**Objective**
Gather the lines that hold the string "screenshot".
═════ Records for this task ═════
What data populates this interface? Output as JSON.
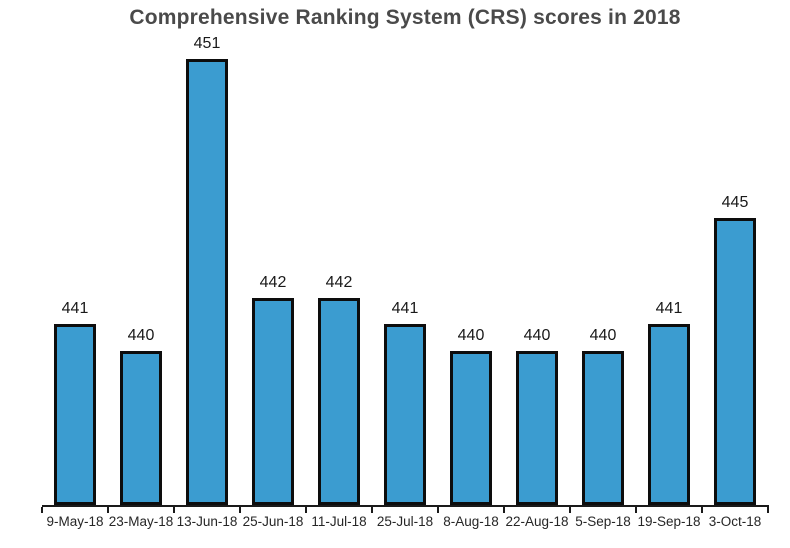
{
  "chart_data": {
    "type": "bar",
    "title": "Comprehensive Ranking System (CRS) scores in 2018",
    "categories": [
      "9-May-18",
      "23-May-18",
      "13-Jun-18",
      "25-Jun-18",
      "11-Jul-18",
      "25-Jul-18",
      "8-Aug-18",
      "22-Aug-18",
      "5-Sep-18",
      "19-Sep-18",
      "3-Oct-18"
    ],
    "values": [
      441,
      440,
      451,
      442,
      442,
      441,
      440,
      440,
      440,
      441,
      445
    ],
    "xlabel": "",
    "ylabel": "",
    "ylim": [
      434,
      451
    ],
    "grid": false,
    "legend_position": "none",
    "data_labels": "above-bars",
    "bar_fill_color": "#3b9cd0",
    "bar_border_color": "#0d0d0d",
    "title_color": "#4a4a4a",
    "axis_color": "#1a1a1a"
  }
}
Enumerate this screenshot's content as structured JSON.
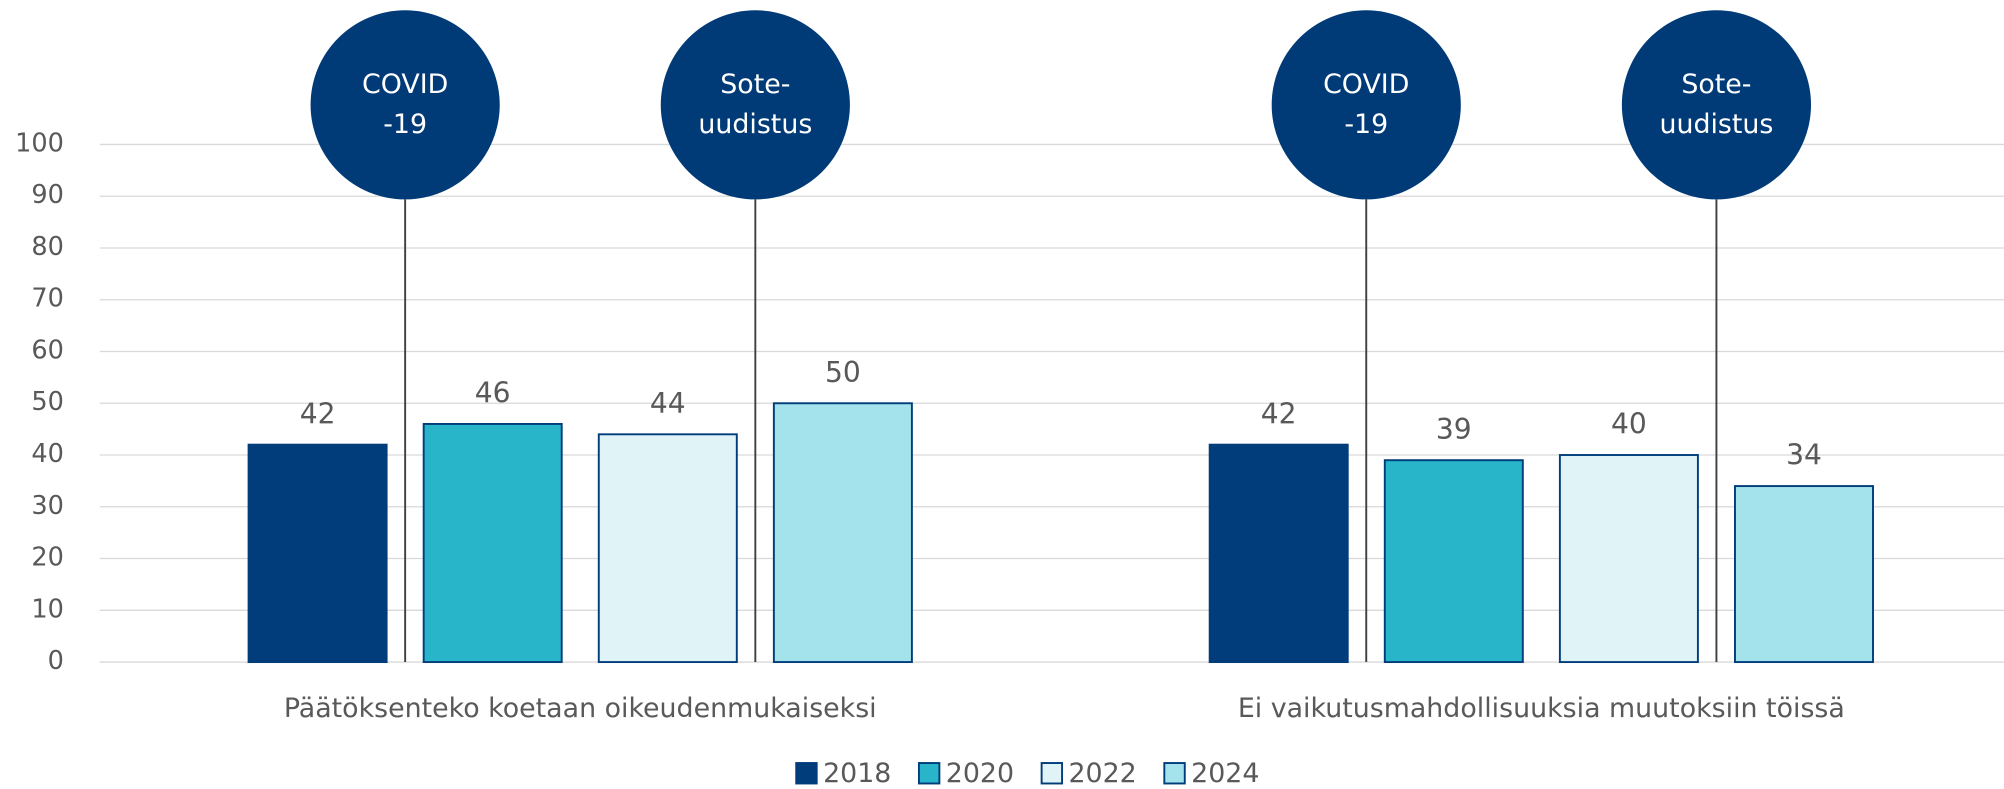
{
  "chart_data": {
    "type": "bar",
    "categories": [
      "Päätöksenteko koetaan oikeudenmukaiseksi",
      "Ei vaikutusmahdollisuuksia muutoksiin töissä"
    ],
    "series": [
      {
        "name": "2018",
        "color": "#003d7a",
        "values": [
          42,
          42
        ]
      },
      {
        "name": "2020",
        "color": "#29b5c9",
        "values": [
          46,
          39
        ]
      },
      {
        "name": "2022",
        "color": "#e0f4f8",
        "values": [
          44,
          40
        ]
      },
      {
        "name": "2024",
        "color": "#a4e3ec",
        "values": [
          50,
          34
        ]
      }
    ],
    "ylim": [
      0,
      100
    ],
    "yticks": [
      0,
      10,
      20,
      30,
      40,
      50,
      60,
      70,
      80,
      90,
      100
    ],
    "grid": true,
    "legend": "bottom",
    "annotations": [
      {
        "lines": [
          "COVID",
          "-19"
        ]
      },
      {
        "lines": [
          "Sote-",
          "uudistus"
        ]
      },
      {
        "lines": [
          "COVID",
          "-19"
        ]
      },
      {
        "lines": [
          "Sote-",
          "uudistus"
        ]
      }
    ]
  }
}
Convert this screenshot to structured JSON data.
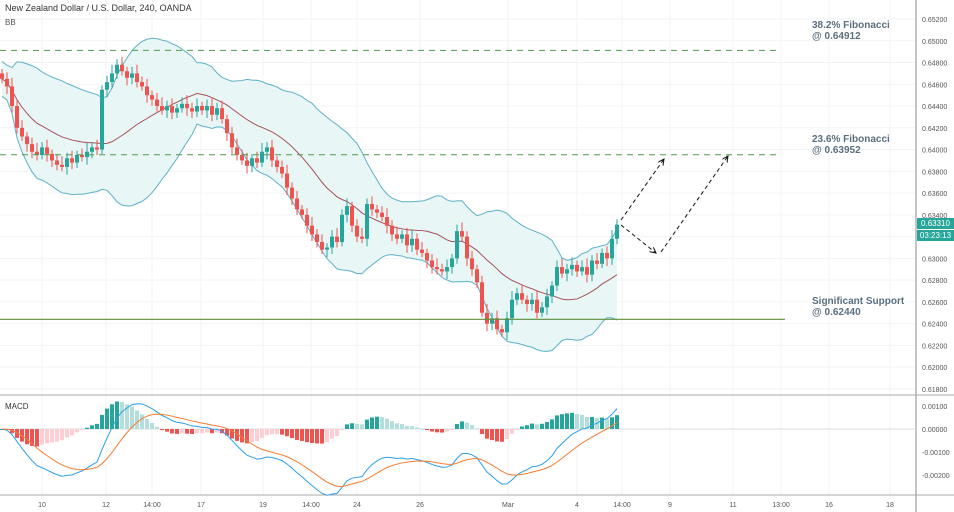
═════
**Exercise response**
Enumerate this screenshot's content as structured JSON.
Convert this screenshot to structured JSON data.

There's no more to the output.